DIRECTIONS FOR THIS TASK ▸
Below are records; reproduce exactly the lines from the one containing "Transcribe the text in this document." through the end, both included, and only those.

Records from a data collection ▸
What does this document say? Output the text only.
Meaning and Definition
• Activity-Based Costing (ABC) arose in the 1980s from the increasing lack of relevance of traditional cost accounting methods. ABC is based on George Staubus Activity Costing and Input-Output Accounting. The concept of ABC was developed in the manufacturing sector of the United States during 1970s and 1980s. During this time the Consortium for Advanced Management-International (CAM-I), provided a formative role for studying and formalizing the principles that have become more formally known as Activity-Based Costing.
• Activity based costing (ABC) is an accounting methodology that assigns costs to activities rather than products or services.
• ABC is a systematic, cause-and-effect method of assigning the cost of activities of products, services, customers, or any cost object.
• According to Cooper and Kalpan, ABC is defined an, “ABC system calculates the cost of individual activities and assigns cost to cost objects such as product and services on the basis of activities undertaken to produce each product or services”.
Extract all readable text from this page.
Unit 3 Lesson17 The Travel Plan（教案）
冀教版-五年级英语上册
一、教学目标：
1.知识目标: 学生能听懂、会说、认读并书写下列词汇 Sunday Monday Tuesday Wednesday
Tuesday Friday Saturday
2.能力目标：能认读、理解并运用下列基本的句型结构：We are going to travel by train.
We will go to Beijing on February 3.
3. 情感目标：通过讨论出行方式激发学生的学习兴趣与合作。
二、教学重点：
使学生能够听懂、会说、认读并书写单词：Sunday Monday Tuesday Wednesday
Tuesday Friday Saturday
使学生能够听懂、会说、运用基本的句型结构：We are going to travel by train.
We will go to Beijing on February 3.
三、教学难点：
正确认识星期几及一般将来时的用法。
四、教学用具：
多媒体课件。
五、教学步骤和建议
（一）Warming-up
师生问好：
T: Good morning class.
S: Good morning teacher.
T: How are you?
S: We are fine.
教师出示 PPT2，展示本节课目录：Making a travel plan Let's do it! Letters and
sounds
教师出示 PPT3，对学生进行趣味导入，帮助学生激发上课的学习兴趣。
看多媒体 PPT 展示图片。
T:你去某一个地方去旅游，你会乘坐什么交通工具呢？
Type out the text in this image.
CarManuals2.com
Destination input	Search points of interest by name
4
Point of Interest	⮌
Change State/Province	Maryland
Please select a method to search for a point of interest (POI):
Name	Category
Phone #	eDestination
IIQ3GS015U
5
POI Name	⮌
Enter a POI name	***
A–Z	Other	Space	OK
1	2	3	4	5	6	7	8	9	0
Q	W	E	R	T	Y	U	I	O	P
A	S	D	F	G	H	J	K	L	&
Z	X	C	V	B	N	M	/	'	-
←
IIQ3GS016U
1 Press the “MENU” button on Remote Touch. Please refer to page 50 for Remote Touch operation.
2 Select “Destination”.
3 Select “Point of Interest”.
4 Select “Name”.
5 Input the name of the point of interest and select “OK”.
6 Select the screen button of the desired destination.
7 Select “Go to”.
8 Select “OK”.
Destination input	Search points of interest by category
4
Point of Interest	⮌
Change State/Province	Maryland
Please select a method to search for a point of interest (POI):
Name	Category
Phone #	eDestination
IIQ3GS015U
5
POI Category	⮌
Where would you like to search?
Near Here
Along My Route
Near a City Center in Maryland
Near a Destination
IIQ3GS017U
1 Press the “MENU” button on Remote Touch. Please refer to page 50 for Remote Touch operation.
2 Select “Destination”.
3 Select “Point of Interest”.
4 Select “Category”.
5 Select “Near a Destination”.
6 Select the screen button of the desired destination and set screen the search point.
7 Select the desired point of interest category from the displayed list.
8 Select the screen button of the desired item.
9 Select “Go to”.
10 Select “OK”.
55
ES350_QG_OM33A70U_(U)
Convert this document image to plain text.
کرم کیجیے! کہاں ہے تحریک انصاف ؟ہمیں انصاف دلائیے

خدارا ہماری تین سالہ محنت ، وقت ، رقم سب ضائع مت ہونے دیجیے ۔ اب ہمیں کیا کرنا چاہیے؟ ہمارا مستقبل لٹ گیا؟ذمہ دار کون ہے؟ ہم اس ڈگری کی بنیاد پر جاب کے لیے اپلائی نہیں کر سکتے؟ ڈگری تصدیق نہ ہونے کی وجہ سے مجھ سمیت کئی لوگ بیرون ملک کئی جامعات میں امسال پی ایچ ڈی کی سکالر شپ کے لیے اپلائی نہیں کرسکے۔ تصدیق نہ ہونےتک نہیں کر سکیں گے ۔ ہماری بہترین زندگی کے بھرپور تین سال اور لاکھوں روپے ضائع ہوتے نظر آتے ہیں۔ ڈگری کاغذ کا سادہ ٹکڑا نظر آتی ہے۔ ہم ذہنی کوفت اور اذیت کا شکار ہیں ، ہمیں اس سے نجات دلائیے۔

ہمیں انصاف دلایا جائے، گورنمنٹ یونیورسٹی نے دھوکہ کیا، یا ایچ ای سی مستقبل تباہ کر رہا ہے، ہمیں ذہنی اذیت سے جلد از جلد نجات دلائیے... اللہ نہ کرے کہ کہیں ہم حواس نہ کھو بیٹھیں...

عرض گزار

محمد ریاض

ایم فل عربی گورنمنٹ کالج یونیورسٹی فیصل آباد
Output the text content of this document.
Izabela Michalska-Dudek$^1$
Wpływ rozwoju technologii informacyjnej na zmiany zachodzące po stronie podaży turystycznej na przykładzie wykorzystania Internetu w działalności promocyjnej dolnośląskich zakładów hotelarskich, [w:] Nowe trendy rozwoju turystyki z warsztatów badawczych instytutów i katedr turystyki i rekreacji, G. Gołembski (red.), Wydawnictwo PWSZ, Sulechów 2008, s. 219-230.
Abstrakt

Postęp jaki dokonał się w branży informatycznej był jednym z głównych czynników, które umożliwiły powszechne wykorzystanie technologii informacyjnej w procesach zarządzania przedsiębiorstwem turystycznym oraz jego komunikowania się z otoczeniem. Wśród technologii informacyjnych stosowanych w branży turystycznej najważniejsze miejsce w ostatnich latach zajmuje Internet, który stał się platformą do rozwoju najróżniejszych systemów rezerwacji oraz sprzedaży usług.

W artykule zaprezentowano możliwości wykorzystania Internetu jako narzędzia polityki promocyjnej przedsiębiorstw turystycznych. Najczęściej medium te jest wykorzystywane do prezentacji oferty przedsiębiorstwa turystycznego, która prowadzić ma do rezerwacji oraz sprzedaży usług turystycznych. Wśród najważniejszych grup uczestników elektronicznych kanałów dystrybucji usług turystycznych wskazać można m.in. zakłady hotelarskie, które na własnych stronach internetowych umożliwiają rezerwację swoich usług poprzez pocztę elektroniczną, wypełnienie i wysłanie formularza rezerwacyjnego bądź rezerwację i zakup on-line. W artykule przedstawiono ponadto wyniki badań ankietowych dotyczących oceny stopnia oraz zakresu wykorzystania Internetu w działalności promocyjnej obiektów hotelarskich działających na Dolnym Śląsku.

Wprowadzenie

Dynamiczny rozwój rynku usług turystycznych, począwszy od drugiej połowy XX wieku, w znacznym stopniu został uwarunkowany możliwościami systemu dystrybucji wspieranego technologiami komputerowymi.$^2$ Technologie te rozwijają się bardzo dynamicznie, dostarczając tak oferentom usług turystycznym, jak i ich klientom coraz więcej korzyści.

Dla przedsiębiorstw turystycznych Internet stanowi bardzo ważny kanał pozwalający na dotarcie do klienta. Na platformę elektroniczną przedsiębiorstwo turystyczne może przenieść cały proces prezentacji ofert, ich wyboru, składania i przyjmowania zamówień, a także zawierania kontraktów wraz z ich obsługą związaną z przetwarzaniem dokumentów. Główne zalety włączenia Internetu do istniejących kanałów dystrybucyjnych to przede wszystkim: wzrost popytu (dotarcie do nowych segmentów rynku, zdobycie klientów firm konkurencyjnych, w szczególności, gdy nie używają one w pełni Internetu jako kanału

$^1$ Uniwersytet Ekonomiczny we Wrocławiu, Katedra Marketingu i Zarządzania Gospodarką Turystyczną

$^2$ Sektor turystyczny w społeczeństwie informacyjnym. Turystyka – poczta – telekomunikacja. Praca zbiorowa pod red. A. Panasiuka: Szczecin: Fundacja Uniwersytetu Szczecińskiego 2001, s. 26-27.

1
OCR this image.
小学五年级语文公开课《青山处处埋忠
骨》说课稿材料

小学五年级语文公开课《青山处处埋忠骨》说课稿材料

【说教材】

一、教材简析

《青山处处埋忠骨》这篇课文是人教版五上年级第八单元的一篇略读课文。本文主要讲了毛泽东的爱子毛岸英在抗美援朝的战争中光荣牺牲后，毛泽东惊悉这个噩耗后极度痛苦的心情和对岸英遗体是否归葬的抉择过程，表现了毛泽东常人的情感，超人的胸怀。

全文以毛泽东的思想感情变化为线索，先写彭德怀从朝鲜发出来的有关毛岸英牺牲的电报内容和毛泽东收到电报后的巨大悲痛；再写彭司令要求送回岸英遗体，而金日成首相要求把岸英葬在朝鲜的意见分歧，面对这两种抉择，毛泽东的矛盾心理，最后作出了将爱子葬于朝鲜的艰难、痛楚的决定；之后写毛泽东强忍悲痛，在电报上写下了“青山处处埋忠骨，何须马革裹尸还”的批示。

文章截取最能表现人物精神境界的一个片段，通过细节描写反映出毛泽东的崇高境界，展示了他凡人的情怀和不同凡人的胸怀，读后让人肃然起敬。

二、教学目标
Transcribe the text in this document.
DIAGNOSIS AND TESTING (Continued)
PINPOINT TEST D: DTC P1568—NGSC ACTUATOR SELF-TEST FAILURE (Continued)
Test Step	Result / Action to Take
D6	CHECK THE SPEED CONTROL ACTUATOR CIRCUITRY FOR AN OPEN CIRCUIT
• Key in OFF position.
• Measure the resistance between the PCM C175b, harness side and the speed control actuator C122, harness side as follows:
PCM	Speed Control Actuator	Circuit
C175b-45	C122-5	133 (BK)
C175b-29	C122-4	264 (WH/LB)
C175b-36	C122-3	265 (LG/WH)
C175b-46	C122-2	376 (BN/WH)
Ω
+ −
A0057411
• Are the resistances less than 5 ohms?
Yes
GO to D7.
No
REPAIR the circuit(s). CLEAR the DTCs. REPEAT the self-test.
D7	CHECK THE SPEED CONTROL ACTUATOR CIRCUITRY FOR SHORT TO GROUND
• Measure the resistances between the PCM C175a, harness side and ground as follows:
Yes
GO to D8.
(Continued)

SOLUTION TO THE EXERCISE ▸
Transcribe the text in this document.
DIAGNOSIS AND TESTING (Continued)
PINPOINT TEST D: DTC P1568—NGSC ACTUATOR SELF-TEST FAILURE (Continued)
Test Step	Result / Action to Take
D6	CHECK THE SPEED CONTROL ACTUATOR CIRCUITRY FOR AN OPEN CIRCUIT
• Key in OFF position.
• Measure the resistance between the PCM C175b, harness side and the speed control actuator C122, harness side as follows:
PCM	Speed Control Actuator	Circuit
C175b-45	C122-5	133 (BK)
C175b-29	C122-4	264 (WH/LB)
C175b-36	C122-3	265 (LG/WH)
C175b-46	C122-2	376 (BN/WH)
Ω
+ −
A0057411
• Are the resistances less than 5 ohms?
Yes
GO to D7.
No
REPAIR the circuit(s). CLEAR the DTCs. REPEAT the self-test.
D7	CHECK THE SPEED CONTROL ACTUATOR CIRCUITRY FOR SHORT TO GROUND
• Measure the resistances between the PCM C175a, harness side and ground as follows:
Yes
GO to D8.
(Continued)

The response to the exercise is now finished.